**Stated exercise**
Among the entries that follow, tally the lines with the string "zone". Give no more than the number.
Begin Supplied material
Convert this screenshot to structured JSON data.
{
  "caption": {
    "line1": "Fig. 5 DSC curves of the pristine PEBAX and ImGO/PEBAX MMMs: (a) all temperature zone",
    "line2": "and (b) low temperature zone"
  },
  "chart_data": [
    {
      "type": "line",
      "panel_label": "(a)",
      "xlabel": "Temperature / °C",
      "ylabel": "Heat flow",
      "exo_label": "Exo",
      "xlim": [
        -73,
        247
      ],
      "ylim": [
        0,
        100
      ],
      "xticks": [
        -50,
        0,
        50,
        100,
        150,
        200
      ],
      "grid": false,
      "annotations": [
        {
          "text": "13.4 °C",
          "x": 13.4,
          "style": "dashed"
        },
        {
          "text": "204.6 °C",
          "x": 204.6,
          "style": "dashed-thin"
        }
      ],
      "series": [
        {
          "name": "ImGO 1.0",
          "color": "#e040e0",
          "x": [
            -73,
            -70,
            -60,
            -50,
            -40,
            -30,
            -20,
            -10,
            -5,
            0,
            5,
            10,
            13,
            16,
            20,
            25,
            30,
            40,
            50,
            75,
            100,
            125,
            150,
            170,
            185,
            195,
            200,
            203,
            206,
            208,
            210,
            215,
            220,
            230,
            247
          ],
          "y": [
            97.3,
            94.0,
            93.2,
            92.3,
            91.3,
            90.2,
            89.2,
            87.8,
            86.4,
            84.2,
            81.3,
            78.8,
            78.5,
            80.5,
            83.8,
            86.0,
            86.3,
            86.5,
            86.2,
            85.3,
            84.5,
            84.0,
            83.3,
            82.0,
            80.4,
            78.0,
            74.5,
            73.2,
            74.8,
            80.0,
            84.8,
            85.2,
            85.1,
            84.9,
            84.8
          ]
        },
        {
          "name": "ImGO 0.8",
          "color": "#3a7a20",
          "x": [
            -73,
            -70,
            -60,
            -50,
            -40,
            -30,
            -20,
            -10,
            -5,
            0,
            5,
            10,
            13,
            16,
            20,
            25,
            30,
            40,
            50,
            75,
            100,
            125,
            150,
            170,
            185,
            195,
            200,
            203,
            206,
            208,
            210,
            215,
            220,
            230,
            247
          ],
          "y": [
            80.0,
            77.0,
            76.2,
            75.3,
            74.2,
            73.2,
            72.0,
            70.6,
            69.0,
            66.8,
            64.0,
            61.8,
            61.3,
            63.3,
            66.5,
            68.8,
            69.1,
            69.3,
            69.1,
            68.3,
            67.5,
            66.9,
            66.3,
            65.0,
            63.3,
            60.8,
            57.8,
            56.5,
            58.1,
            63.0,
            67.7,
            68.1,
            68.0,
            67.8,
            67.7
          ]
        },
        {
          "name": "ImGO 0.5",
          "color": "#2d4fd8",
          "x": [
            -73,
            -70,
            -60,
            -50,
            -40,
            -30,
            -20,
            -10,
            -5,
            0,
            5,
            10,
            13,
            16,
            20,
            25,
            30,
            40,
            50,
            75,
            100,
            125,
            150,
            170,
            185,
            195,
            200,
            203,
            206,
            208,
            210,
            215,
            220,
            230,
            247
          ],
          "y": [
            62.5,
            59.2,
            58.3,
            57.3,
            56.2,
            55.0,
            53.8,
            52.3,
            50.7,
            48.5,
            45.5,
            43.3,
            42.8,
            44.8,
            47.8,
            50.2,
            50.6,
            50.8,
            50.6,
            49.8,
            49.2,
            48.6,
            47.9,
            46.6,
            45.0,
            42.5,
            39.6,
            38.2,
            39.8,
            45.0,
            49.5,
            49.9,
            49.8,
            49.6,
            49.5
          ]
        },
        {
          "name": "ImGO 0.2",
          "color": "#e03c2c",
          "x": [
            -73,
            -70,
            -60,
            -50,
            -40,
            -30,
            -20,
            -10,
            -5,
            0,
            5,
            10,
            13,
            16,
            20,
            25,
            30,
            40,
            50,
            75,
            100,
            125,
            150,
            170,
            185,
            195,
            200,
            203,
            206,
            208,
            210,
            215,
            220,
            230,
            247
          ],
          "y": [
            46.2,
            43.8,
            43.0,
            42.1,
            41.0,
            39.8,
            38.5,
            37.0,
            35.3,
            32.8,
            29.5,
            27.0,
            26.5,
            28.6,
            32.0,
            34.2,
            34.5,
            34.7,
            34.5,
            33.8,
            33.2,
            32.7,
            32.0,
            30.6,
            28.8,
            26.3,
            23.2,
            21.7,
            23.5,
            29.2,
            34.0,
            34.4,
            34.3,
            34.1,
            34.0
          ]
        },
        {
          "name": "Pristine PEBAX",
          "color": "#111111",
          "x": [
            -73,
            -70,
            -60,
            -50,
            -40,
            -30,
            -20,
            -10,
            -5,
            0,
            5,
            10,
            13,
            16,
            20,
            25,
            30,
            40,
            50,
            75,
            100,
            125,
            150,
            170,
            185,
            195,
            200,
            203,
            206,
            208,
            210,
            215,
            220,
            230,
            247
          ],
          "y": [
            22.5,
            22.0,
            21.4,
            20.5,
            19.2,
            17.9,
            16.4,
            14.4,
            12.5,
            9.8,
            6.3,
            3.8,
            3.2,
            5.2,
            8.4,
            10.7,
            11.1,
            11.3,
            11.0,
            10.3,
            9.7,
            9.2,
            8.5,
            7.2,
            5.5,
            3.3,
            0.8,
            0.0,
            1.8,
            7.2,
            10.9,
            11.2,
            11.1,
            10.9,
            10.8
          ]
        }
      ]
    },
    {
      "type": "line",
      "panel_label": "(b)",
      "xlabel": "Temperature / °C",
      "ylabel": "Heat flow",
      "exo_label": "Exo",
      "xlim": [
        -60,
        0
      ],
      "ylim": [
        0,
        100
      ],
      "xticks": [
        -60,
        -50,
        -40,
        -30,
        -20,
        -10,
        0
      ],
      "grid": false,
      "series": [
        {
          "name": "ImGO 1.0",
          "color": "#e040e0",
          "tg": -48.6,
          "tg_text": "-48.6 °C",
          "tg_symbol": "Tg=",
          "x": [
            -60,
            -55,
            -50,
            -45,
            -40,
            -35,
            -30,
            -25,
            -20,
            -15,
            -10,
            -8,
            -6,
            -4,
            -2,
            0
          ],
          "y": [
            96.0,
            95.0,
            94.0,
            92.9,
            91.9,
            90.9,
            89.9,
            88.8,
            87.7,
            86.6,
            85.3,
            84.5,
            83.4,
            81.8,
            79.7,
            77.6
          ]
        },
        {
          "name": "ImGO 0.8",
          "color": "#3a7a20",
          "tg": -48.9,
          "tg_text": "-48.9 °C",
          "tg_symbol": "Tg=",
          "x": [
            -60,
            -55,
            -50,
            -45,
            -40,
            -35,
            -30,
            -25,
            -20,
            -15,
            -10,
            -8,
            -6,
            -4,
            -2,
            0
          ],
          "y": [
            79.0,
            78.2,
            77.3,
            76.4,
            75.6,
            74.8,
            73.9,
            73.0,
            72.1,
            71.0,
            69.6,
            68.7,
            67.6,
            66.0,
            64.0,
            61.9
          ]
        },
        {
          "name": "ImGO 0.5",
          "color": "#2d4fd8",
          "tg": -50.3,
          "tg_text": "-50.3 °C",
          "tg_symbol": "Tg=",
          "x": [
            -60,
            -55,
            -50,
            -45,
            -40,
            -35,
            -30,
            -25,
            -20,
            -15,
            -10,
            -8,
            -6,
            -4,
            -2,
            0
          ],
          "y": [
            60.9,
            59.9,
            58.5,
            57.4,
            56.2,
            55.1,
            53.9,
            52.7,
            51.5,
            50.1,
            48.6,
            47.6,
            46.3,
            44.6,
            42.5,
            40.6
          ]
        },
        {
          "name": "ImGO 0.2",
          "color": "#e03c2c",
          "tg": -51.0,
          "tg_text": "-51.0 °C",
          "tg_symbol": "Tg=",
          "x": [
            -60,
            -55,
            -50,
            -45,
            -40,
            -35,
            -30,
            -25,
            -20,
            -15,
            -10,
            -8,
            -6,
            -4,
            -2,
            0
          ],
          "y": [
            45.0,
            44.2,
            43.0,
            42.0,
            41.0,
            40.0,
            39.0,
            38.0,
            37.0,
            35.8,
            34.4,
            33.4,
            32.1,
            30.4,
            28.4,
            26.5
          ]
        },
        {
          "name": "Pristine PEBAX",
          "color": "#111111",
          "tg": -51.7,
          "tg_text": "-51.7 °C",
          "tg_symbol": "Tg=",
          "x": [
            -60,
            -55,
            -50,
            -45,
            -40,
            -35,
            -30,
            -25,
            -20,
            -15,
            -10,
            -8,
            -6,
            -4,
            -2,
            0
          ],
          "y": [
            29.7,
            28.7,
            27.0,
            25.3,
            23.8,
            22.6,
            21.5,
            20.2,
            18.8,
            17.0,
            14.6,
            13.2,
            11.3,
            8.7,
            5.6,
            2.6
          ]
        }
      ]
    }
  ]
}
End Supplied material
**Complete output**
2